Page text:
::::

Because this lack of uniformity could contribute to the observed variability in clinical outcomes, it is crucial to address this gap to understand the effects of these mechanical properties and the impact of insertion technique on the durability of suspension threads used for facial repositioning. This study addresses these shortcomings by providing a standardized testing approach using a specialized pull-out strength device and evaluating the effects of different insertion techniques on holding, slippage, and pull-out forces of PLCL barbed suspension threads.5 PLCL is a commonly used material for barbed suspension threads used for facial soft-tissue repositioning. Studies on its elastic and plastic capabilities (ie, rheological creep and recovery) show that PLCL threads can recover a significant component of elastic behavior after stress testing while retaining some plastic deformation, supporting their adaptability to facial movements after implantation.10 By keeping this thread material constant, the study minimizes the impact of variations in material properties (eg, tensile strength, elasticity, degradation rate) on pull-out strength. This facilitates a more focused analysis of how different insertion methods influence the thread’s performance. The techniques utilized in this study have been previously described.3 Certain insertion patterns, such as the J-stitch, reinforce the suspension at the anchoring point, thereby stabilizing the anchored tissue3 and, as such, merit evaluation in pull-out strength studies. Ultimately, the findings here will provide clinicians with valuable guidance on selecting the most effective thread type and insertion method, thereby enhancing patient outcomes and the longevity of results.

::::

Entries supplied:

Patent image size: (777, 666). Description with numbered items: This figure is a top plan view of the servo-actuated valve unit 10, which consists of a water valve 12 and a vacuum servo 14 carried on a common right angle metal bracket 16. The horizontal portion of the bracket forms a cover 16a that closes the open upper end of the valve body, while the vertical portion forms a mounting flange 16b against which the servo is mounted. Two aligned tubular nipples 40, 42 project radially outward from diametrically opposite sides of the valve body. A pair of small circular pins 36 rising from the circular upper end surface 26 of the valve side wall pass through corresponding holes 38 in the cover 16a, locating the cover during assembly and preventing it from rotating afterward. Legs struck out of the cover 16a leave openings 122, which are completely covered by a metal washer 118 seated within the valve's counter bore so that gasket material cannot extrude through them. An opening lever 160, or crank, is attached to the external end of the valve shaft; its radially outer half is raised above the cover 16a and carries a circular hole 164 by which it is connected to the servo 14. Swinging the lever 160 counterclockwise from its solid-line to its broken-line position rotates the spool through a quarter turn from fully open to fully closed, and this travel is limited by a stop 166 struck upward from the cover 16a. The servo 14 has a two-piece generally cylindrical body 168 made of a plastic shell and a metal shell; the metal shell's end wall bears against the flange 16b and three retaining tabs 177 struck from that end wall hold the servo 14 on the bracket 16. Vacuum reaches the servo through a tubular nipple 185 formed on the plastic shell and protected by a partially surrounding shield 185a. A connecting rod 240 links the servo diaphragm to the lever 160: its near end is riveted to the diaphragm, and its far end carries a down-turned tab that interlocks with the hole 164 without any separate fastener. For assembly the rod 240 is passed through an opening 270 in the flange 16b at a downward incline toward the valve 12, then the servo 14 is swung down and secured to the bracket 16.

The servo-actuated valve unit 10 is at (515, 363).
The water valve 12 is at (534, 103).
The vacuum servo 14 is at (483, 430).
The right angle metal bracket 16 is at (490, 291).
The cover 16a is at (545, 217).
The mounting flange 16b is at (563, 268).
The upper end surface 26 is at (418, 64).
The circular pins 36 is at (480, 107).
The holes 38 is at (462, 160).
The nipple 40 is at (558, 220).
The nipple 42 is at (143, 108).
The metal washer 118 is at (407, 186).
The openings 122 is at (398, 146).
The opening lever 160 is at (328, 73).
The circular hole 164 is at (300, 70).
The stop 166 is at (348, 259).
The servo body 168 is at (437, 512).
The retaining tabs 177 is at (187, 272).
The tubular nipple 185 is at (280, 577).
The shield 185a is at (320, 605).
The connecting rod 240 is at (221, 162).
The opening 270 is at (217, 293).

::::

Requirement: Name each kind of force that the page text says the study evaluates for the PLCL barbed suspension threads.

Result of the exercise: Holding force, slippage force, and pull-out force.